Stored data entries
================

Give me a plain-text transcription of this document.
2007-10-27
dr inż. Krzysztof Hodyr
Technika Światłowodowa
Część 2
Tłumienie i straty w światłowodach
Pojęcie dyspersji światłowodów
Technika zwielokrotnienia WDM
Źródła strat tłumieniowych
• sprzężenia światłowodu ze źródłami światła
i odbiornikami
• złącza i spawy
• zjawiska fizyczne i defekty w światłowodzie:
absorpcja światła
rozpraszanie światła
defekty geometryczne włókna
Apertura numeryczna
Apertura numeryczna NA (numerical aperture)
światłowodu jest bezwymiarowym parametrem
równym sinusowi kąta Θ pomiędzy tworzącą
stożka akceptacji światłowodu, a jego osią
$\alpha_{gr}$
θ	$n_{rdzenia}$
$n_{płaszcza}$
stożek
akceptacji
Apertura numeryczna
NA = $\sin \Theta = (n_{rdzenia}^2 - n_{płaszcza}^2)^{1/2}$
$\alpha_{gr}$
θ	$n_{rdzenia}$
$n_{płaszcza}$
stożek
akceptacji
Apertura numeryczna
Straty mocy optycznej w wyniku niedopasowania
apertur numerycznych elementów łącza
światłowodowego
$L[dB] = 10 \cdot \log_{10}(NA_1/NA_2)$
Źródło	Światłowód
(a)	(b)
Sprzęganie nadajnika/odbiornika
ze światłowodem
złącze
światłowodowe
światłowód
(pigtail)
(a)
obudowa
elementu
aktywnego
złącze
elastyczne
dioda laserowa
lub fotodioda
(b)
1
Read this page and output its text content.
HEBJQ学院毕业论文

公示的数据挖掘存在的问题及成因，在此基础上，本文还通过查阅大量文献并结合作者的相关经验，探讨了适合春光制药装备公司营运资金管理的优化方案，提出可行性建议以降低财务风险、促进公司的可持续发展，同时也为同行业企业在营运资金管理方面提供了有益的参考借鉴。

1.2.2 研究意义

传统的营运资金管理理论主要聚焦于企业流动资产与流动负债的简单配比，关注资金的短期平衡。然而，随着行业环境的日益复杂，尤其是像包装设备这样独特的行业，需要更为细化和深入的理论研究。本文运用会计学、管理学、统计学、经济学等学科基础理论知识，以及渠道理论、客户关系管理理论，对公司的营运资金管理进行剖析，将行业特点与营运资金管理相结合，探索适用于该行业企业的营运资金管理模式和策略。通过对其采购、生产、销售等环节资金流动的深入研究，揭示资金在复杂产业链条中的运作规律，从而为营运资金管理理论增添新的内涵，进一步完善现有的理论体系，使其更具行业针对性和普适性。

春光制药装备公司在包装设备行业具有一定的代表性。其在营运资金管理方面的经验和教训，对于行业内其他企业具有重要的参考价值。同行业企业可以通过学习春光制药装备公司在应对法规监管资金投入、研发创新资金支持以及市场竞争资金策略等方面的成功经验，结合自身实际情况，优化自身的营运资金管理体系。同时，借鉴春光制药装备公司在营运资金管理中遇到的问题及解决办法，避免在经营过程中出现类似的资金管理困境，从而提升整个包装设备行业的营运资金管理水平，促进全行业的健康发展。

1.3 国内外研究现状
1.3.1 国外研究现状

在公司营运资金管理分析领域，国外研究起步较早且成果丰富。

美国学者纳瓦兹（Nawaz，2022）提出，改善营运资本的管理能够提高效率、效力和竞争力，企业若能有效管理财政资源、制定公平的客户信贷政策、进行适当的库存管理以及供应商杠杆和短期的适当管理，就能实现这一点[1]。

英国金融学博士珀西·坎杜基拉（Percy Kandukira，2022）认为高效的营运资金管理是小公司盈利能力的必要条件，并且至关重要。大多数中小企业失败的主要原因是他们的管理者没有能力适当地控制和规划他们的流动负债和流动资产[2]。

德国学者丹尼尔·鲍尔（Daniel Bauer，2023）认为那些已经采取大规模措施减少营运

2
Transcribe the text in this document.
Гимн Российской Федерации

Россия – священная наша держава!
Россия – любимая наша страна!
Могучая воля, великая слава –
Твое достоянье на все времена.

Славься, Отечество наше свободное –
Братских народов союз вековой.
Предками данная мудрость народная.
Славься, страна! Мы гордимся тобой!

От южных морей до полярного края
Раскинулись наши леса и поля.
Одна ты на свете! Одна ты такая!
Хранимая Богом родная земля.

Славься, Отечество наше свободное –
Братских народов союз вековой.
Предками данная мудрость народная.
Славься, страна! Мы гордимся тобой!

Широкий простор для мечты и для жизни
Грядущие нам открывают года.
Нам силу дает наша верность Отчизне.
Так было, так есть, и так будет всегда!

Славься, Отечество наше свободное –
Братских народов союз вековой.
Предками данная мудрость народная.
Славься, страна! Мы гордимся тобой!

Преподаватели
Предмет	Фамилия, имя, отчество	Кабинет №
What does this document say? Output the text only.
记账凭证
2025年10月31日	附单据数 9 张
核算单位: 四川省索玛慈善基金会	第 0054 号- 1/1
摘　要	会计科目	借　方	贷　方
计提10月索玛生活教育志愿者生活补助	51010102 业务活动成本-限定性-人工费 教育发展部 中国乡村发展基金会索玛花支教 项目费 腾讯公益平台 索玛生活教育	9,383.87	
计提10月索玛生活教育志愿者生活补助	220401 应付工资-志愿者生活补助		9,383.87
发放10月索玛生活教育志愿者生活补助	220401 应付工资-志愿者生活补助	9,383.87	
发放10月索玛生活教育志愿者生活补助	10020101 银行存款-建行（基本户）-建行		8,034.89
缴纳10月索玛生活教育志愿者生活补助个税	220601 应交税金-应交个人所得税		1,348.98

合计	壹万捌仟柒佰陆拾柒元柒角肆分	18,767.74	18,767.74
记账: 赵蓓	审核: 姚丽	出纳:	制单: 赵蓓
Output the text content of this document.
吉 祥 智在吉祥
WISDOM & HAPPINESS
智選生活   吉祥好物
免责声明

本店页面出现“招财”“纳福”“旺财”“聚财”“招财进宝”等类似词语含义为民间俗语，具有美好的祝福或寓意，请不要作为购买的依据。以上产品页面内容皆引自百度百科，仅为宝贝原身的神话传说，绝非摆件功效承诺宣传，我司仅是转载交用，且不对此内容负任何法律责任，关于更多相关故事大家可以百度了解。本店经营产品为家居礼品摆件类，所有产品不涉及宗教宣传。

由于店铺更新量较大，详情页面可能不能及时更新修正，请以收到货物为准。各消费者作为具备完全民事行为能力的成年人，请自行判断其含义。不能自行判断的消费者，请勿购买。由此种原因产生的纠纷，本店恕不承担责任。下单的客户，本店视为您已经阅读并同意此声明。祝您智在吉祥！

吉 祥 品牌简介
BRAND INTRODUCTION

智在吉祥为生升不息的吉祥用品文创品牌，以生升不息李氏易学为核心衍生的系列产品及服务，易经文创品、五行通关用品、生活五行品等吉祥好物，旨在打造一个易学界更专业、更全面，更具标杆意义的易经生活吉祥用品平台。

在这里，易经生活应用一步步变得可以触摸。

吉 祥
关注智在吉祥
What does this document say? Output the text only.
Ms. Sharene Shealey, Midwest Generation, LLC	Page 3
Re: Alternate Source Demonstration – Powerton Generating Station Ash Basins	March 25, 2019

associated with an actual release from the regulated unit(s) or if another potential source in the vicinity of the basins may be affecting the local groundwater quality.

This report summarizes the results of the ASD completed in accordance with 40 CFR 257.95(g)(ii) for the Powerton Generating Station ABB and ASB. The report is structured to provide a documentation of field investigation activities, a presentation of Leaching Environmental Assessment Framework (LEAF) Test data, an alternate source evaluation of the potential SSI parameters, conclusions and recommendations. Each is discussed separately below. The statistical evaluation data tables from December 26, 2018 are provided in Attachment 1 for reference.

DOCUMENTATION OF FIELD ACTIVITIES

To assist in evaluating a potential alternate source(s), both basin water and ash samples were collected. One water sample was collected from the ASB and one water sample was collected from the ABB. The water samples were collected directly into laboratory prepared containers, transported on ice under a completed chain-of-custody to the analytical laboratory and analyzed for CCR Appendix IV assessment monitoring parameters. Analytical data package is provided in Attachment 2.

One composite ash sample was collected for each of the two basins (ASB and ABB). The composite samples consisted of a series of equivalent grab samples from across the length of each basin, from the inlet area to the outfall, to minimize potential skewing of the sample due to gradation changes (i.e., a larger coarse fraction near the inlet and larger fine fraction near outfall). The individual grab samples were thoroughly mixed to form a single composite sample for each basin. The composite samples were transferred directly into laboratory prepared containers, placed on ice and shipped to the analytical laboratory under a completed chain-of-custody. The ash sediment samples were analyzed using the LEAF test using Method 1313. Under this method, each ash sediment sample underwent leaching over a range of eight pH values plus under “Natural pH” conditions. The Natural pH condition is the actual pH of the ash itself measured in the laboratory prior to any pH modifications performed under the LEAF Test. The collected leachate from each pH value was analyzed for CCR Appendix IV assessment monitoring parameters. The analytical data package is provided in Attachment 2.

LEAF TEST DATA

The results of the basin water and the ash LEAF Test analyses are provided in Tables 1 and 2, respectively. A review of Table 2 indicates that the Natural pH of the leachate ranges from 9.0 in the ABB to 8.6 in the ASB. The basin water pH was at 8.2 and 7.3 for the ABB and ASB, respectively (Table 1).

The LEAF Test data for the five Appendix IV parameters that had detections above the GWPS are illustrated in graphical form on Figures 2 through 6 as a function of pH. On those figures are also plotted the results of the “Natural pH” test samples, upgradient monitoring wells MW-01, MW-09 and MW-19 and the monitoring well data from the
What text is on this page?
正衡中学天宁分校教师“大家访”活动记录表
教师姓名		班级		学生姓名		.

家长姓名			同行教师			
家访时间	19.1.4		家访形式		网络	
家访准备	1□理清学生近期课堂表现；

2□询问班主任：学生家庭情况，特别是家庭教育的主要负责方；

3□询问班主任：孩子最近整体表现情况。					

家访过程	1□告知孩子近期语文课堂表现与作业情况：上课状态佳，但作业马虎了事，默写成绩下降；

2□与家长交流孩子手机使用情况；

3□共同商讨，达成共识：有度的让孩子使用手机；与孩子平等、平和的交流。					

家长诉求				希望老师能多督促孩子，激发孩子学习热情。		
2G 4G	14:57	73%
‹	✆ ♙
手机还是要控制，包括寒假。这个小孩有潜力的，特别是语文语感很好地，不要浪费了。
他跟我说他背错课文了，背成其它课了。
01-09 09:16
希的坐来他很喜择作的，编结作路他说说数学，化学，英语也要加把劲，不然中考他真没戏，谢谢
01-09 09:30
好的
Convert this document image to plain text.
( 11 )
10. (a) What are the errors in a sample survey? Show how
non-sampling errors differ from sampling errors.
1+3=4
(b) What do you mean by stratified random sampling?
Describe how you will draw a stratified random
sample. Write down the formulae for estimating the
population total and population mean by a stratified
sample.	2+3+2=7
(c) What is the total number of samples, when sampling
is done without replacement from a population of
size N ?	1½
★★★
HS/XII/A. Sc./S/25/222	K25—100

================

The request: Copy exactly the lines from the one containing "Convert this document image to plain text." through the last line of the records, both included, and nothing else.

Answer for this exercise:
Convert this document image to plain text.
( 11 )
10. (a) What are the errors in a sample survey? Show how
non-sampling errors differ from sampling errors.
1+3=4
(b) What do you mean by stratified random sampling?
Describe how you will draw a stratified random
sample. Write down the formulae for estimating the
population total and population mean by a stratified
sample.	2+3+2=7
(c) What is the total number of samples, when sampling
is done without replacement from a population of
size N ?	1½
★★★
HS/XII/A. Sc./S/25/222	K25—100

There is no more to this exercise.